Aim — Write out each line from the data below that includes the word "Nights".

Data to use —
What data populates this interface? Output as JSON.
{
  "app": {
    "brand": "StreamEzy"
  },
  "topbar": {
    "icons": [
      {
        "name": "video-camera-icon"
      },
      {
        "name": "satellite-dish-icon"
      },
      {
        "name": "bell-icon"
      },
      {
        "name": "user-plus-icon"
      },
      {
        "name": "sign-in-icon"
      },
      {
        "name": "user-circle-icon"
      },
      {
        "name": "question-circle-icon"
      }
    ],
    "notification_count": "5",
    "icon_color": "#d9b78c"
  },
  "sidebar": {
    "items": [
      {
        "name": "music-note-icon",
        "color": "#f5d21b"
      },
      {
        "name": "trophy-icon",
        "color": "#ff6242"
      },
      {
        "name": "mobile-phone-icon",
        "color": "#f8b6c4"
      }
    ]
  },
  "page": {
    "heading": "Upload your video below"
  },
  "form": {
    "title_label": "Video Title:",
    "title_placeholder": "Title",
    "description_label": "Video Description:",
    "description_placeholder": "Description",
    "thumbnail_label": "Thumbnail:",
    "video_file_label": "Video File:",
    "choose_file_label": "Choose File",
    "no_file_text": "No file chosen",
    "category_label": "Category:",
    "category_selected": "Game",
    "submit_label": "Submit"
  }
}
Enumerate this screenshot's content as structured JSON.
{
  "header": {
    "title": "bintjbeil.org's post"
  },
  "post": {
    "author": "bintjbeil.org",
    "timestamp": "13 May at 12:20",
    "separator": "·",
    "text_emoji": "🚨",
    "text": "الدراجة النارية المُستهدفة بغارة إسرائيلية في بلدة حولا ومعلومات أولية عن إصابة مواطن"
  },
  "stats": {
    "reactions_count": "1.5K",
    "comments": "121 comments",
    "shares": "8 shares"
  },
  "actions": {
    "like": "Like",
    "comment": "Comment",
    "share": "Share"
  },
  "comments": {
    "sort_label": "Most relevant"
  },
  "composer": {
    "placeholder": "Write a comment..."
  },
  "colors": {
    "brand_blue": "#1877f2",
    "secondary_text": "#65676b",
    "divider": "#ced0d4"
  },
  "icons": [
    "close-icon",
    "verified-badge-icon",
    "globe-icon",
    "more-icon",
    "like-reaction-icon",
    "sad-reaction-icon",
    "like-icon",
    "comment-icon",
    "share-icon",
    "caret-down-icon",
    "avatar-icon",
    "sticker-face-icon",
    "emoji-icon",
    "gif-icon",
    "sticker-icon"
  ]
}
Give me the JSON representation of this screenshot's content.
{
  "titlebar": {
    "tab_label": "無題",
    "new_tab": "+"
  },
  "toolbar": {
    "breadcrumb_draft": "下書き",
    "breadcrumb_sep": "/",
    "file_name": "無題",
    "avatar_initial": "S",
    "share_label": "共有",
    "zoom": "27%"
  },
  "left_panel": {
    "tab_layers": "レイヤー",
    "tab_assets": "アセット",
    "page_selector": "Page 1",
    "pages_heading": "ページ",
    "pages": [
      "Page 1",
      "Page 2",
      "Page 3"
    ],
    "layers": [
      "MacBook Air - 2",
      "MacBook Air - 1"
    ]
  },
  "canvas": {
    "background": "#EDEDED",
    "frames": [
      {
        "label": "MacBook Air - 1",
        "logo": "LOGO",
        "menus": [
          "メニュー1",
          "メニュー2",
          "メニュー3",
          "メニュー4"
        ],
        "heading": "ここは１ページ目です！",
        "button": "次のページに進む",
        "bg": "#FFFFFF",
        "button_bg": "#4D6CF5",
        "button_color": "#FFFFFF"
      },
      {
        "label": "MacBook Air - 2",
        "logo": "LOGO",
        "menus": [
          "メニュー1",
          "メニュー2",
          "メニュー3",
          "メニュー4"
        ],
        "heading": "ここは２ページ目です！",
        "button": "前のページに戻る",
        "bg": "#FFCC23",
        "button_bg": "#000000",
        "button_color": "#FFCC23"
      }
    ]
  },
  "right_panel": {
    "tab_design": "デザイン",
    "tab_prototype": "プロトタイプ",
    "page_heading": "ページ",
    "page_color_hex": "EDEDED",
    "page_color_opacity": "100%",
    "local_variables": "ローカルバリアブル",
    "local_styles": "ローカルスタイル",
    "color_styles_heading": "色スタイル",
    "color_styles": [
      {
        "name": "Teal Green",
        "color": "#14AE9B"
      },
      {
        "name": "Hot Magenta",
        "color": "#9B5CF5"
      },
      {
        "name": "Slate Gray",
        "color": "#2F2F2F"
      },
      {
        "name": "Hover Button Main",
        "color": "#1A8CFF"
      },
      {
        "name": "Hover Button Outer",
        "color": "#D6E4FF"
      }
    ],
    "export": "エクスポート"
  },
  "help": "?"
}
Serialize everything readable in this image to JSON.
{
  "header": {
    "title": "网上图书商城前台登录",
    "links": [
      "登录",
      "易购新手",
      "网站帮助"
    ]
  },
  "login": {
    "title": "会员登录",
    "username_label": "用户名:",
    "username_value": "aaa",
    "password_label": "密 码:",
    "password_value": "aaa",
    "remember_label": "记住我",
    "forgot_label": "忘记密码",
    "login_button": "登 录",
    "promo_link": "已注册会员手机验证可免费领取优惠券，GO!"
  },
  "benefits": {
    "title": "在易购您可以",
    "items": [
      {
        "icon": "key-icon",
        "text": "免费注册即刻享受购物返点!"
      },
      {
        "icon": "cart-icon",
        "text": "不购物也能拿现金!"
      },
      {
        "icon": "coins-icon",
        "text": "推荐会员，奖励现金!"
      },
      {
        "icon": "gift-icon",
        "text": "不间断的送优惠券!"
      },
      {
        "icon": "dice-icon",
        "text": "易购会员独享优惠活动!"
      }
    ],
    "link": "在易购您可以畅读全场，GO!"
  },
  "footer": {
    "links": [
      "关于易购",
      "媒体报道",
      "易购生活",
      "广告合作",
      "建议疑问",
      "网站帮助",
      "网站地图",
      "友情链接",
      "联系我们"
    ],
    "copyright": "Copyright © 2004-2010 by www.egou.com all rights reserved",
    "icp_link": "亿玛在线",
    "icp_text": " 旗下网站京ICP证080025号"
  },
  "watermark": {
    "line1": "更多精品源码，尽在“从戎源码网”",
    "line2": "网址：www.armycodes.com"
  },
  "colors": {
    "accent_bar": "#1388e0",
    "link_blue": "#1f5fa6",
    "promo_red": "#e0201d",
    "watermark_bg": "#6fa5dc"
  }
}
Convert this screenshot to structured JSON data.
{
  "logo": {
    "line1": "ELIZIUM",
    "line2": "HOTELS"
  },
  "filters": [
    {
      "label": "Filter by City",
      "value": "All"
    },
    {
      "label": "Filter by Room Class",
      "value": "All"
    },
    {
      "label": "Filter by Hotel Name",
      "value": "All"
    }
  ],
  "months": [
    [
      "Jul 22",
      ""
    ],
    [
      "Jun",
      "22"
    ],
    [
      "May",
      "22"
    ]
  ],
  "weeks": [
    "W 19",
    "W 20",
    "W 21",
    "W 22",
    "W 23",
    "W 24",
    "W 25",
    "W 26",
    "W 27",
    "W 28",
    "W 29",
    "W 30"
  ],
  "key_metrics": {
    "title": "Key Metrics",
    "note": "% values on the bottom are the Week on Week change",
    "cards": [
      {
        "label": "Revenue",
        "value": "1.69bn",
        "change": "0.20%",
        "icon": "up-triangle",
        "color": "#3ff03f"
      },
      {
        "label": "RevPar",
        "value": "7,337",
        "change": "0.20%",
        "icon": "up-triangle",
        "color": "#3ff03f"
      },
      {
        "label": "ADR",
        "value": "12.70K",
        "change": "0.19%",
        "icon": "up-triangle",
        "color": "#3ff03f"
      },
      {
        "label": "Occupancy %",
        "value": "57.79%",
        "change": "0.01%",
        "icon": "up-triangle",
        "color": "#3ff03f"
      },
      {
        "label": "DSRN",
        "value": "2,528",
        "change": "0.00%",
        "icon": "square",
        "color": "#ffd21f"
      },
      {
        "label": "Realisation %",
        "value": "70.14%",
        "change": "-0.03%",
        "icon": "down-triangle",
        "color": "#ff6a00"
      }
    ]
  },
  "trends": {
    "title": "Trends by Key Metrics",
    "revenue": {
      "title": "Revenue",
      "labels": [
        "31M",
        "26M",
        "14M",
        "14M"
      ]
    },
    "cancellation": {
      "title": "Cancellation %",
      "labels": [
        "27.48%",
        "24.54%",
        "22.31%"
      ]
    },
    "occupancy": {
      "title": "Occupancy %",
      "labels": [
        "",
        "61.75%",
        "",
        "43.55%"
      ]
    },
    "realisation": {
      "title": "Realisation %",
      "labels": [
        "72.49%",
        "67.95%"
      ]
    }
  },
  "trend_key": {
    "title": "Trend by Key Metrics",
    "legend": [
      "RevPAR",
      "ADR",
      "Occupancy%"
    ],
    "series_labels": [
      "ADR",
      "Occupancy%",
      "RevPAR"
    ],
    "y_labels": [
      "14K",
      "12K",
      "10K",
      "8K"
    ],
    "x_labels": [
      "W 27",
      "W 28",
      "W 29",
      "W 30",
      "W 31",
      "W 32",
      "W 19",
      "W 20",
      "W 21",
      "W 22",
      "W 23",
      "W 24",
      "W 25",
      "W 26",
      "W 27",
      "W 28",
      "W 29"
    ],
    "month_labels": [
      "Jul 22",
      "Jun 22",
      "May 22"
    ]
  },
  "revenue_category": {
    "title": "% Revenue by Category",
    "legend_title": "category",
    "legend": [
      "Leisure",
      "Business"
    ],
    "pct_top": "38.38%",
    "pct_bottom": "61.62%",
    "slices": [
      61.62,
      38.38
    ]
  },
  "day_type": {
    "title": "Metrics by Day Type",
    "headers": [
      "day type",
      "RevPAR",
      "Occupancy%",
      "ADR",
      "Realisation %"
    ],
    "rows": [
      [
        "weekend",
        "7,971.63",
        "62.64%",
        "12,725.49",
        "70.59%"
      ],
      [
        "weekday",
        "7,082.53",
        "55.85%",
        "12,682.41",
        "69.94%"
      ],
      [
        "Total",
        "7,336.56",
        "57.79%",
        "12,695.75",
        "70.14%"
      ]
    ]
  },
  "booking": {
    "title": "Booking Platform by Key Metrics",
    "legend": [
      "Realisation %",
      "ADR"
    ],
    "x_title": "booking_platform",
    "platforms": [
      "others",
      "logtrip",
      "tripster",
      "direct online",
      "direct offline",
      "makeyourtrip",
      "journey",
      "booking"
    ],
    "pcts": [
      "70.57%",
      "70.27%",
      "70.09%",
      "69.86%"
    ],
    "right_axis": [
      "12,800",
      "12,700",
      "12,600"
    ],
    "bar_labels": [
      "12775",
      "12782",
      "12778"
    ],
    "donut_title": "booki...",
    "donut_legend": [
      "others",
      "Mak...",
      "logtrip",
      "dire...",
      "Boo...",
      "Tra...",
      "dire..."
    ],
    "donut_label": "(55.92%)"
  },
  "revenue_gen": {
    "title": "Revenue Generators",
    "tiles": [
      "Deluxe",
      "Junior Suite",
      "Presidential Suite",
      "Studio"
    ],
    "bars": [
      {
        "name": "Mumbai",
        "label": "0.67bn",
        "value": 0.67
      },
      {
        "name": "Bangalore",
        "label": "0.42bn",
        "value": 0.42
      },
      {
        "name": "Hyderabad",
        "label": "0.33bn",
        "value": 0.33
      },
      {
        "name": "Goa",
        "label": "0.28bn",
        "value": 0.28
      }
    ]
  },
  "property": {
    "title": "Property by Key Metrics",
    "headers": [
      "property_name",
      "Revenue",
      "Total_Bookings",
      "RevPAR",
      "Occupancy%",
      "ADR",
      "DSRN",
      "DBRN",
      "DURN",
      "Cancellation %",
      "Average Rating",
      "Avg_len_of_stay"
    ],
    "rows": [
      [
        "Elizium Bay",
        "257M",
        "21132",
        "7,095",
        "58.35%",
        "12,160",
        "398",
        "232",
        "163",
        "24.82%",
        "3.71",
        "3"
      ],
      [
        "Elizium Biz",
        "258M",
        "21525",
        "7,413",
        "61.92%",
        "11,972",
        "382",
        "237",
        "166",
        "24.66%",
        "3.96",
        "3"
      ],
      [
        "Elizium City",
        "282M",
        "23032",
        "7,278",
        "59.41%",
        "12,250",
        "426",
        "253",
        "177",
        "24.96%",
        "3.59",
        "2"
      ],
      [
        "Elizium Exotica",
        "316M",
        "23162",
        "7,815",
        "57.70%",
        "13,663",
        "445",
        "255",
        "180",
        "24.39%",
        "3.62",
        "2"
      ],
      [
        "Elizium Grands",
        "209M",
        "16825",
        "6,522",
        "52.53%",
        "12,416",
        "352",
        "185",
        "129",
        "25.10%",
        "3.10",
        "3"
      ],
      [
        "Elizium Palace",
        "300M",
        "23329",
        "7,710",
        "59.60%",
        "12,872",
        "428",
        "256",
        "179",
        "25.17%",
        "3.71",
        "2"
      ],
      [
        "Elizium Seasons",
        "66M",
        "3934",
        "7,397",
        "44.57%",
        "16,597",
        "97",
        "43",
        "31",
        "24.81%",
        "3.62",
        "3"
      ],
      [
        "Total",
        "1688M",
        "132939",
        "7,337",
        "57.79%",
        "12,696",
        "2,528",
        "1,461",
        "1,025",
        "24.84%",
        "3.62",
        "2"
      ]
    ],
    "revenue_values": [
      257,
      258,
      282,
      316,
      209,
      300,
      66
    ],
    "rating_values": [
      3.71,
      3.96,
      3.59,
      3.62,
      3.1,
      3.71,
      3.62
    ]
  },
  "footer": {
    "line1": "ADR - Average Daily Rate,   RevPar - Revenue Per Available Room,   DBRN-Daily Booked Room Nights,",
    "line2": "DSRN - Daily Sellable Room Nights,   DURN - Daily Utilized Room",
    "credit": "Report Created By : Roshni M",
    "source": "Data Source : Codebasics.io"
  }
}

Solution to this exercise —
    "line1": "ADR - Average Daily Rate,   RevPar - Revenue Per Available Room,   DBRN-Daily Booked Room Nights,",
    "line2": "DSRN - Daily Sellable Room Nights,   DURN - Daily Utilized Room",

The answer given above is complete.